— Your goal —
Copy each line of the listing below exactly.

— Exercise inputs —
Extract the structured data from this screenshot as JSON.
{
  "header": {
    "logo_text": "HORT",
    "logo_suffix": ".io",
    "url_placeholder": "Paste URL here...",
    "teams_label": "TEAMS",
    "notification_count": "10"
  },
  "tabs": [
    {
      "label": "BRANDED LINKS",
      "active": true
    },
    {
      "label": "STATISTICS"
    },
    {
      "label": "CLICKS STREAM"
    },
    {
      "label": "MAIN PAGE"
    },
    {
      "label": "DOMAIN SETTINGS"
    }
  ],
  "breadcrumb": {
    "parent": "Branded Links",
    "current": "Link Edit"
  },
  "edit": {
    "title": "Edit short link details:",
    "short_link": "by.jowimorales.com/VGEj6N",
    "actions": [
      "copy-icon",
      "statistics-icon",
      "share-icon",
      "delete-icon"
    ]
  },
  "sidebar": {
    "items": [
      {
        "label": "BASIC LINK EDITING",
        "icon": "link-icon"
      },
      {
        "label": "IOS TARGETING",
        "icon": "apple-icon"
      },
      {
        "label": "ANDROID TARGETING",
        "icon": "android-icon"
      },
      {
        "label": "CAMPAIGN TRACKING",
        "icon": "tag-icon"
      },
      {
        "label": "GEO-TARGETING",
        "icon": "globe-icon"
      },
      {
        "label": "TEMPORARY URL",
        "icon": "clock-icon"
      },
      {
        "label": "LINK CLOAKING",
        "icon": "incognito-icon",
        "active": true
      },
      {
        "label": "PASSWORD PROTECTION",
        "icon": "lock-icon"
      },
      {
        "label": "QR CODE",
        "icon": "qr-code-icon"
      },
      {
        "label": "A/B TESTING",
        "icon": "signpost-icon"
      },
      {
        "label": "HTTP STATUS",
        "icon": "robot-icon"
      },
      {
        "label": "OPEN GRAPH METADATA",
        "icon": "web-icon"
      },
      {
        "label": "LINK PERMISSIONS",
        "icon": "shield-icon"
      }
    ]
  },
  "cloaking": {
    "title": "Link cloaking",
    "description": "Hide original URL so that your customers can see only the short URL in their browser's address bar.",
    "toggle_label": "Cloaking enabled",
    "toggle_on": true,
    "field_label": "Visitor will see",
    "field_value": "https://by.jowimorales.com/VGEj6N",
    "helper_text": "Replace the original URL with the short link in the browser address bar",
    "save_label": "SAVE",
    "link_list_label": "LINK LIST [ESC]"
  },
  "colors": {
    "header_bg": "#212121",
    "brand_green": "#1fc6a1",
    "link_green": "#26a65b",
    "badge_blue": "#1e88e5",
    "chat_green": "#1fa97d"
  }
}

— Result for this exercise —
Extract the structured data from this screenshot as JSON.
{
  "header": {
    "logo_text": "HORT",
    "logo_suffix": ".io",
    "url_placeholder": "Paste URL here...",
    "teams_label": "TEAMS",
    "notification_count": "10"
  },
  "tabs": [
    {
      "label": "BRANDED LINKS",
      "active": true
    },
    {
      "label": "STATISTICS"
    },
    {
      "label": "CLICKS STREAM"
    },
    {
      "label": "MAIN PAGE"
    },
    {
      "label": "DOMAIN SETTINGS"
    }
  ],
  "breadcrumb": {
    "parent": "Branded Links",
    "current": "Link Edit"
  },
  "edit": {
    "title": "Edit short link details:",
    "short_link": "by.jowimorales.com/VGEj6N",
    "actions": [
      "copy-icon",
      "statistics-icon",
      "share-icon",
      "delete-icon"
    ]
  },
  "sidebar": {
    "items": [
      {
        "label": "BASIC LINK EDITING",
        "icon": "link-icon"
      },
      {
        "label": "IOS TARGETING",
        "icon": "apple-icon"
      },
      {
        "label": "ANDROID TARGETING",
        "icon": "android-icon"
      },
      {
        "label": "CAMPAIGN TRACKING",
        "icon": "tag-icon"
      },
      {
        "label": "GEO-TARGETING",
        "icon": "globe-icon"
      },
      {
        "label": "TEMPORARY URL",
        "icon": "clock-icon"
      },
      {
        "label": "LINK CLOAKING",
        "icon": "incognito-icon",
        "active": true
      },
      {
        "label": "PASSWORD PROTECTION",
        "icon": "lock-icon"
      },
      {
        "label": "QR CODE",
        "icon": "qr-code-icon"
      },
      {
        "label": "A/B TESTING",
        "icon": "signpost-icon"
      },
      {
        "label": "HTTP STATUS",
        "icon": "robot-icon"
      },
      {
        "label": "OPEN GRAPH METADATA",
        "icon": "web-icon"
      },
      {
        "label": "LINK PERMISSIONS",
        "icon": "shield-icon"
      }
    ]
  },
  "cloaking": {
    "title": "Link cloaking",
    "description": "Hide original URL so that your customers can see only the short URL in their browser's address bar.",
    "toggle_label": "Cloaking enabled",
    "toggle_on": true,
    "field_label": "Visitor will see",
    "field_value": "https://by.jowimorales.com/VGEj6N",
    "helper_text": "Replace the original URL with the short link in the browser address bar",
    "save_label": "SAVE",
    "link_list_label": "LINK LIST [ESC]"
  },
  "colors": {
    "header_bg": "#212121",
    "brand_green": "#1fc6a1",
    "link_green": "#26a65b",
    "badge_blue": "#1e88e5",
    "chat_green": "#1fa97d"
  }
}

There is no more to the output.